(Aim): The records that follow must be reproduced in full, exactly as written.

(Data supplied):
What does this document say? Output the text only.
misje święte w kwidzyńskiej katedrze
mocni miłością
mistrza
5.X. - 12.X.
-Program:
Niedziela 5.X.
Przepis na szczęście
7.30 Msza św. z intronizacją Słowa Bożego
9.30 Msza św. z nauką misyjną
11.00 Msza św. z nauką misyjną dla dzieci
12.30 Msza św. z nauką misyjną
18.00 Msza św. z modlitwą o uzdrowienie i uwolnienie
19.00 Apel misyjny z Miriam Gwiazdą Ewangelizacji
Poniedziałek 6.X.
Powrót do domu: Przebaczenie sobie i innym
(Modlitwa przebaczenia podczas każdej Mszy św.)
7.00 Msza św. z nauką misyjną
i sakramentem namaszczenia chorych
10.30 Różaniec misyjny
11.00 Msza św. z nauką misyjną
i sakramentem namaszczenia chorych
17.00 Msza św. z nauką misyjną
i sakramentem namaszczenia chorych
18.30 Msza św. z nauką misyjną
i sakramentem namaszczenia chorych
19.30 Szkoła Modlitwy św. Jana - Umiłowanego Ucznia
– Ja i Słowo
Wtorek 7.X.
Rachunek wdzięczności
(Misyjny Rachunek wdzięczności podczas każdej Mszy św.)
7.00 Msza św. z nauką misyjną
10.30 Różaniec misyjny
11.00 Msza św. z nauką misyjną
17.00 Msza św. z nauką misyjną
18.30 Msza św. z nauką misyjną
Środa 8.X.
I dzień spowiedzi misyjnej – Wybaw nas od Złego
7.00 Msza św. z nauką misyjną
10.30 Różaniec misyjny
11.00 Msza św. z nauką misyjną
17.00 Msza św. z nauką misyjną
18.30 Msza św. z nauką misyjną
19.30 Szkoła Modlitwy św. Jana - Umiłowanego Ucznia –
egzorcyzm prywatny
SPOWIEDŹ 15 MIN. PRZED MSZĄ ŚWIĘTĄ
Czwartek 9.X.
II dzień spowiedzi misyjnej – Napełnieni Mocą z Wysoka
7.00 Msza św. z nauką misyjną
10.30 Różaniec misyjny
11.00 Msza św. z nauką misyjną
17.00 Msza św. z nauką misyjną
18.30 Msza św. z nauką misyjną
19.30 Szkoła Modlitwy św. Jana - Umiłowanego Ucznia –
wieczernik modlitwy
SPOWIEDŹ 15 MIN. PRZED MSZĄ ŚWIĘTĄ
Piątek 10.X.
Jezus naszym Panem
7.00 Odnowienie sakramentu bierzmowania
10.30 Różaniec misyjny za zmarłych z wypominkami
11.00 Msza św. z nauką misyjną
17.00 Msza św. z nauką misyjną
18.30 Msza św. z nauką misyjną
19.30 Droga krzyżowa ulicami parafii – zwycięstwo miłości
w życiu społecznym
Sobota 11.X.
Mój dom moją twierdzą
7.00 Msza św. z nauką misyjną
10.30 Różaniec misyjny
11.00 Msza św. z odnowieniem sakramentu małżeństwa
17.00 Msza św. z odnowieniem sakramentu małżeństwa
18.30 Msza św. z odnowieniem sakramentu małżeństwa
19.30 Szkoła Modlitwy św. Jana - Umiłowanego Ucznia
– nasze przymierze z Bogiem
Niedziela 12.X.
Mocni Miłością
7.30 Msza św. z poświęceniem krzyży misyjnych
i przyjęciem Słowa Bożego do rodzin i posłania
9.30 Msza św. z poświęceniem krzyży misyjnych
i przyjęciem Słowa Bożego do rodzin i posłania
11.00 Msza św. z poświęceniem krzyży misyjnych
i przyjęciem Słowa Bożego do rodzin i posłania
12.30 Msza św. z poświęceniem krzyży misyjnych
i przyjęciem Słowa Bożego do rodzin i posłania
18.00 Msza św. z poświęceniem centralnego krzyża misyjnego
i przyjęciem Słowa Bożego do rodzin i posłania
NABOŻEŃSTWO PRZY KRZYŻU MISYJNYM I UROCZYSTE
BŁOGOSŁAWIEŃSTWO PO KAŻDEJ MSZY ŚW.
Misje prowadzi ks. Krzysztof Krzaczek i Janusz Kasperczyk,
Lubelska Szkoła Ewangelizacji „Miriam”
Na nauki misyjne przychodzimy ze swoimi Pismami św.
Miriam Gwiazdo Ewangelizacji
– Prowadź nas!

(Reply):
What does this document say? Output the text only.
misje święte w kwidzyńskiej katedrze
mocni miłością
mistrza
5.X. - 12.X.
-Program:
Niedziela 5.X.
Przepis na szczęście
7.30 Msza św. z intronizacją Słowa Bożego
9.30 Msza św. z nauką misyjną
11.00 Msza św. z nauką misyjną dla dzieci
12.30 Msza św. z nauką misyjną
18.00 Msza św. z modlitwą o uzdrowienie i uwolnienie
19.00 Apel misyjny z Miriam Gwiazdą Ewangelizacji
Poniedziałek 6.X.
Powrót do domu: Przebaczenie sobie i innym
(Modlitwa przebaczenia podczas każdej Mszy św.)
7.00 Msza św. z nauką misyjną
i sakramentem namaszczenia chorych
10.30 Różaniec misyjny
11.00 Msza św. z nauką misyjną
i sakramentem namaszczenia chorych
17.00 Msza św. z nauką misyjną
i sakramentem namaszczenia chorych
18.30 Msza św. z nauką misyjną
i sakramentem namaszczenia chorych
19.30 Szkoła Modlitwy św. Jana - Umiłowanego Ucznia
– Ja i Słowo
Wtorek 7.X.
Rachunek wdzięczności
(Misyjny Rachunek wdzięczności podczas każdej Mszy św.)
7.00 Msza św. z nauką misyjną
10.30 Różaniec misyjny
11.00 Msza św. z nauką misyjną
17.00 Msza św. z nauką misyjną
18.30 Msza św. z nauką misyjną
Środa 8.X.
I dzień spowiedzi misyjnej – Wybaw nas od Złego
7.00 Msza św. z nauką misyjną
10.30 Różaniec misyjny
11.00 Msza św. z nauką misyjną
17.00 Msza św. z nauką misyjną
18.30 Msza św. z nauką misyjną
19.30 Szkoła Modlitwy św. Jana - Umiłowanego Ucznia –
egzorcyzm prywatny
SPOWIEDŹ 15 MIN. PRZED MSZĄ ŚWIĘTĄ
Czwartek 9.X.
II dzień spowiedzi misyjnej – Napełnieni Mocą z Wysoka
7.00 Msza św. z nauką misyjną
10.30 Różaniec misyjny
11.00 Msza św. z nauką misyjną
17.00 Msza św. z nauką misyjną
18.30 Msza św. z nauką misyjną
19.30 Szkoła Modlitwy św. Jana - Umiłowanego Ucznia –
wieczernik modlitwy
SPOWIEDŹ 15 MIN. PRZED MSZĄ ŚWIĘTĄ
Piątek 10.X.
Jezus naszym Panem
7.00 Odnowienie sakramentu bierzmowania
10.30 Różaniec misyjny za zmarłych z wypominkami
11.00 Msza św. z nauką misyjną
17.00 Msza św. z nauką misyjną
18.30 Msza św. z nauką misyjną
19.30 Droga krzyżowa ulicami parafii – zwycięstwo miłości
w życiu społecznym
Sobota 11.X.
Mój dom moją twierdzą
7.00 Msza św. z nauką misyjną
10.30 Różaniec misyjny
11.00 Msza św. z odnowieniem sakramentu małżeństwa
17.00 Msza św. z odnowieniem sakramentu małżeństwa
18.30 Msza św. z odnowieniem sakramentu małżeństwa
19.30 Szkoła Modlitwy św. Jana - Umiłowanego Ucznia
– nasze przymierze z Bogiem
Niedziela 12.X.
Mocni Miłością
7.30 Msza św. z poświęceniem krzyży misyjnych
i przyjęciem Słowa Bożego do rodzin i posłania
9.30 Msza św. z poświęceniem krzyży misyjnych
i przyjęciem Słowa Bożego do rodzin i posłania
11.00 Msza św. z poświęceniem krzyży misyjnych
i przyjęciem Słowa Bożego do rodzin i posłania
12.30 Msza św. z poświęceniem krzyży misyjnych
i przyjęciem Słowa Bożego do rodzin i posłania
18.00 Msza św. z poświęceniem centralnego krzyża misyjnego
i przyjęciem Słowa Bożego do rodzin i posłania
NABOŻEŃSTWO PRZY KRZYŻU MISYJNYM I UROCZYSTE
BŁOGOSŁAWIEŃSTWO PO KAŻDEJ MSZY ŚW.
Misje prowadzi ks. Krzysztof Krzaczek i Janusz Kasperczyk,
Lubelska Szkoła Ewangelizacji „Miriam”
Na nauki misyjne przychodzimy ze swoimi Pismami św.
Miriam Gwiazdo Ewangelizacji
– Prowadź nas!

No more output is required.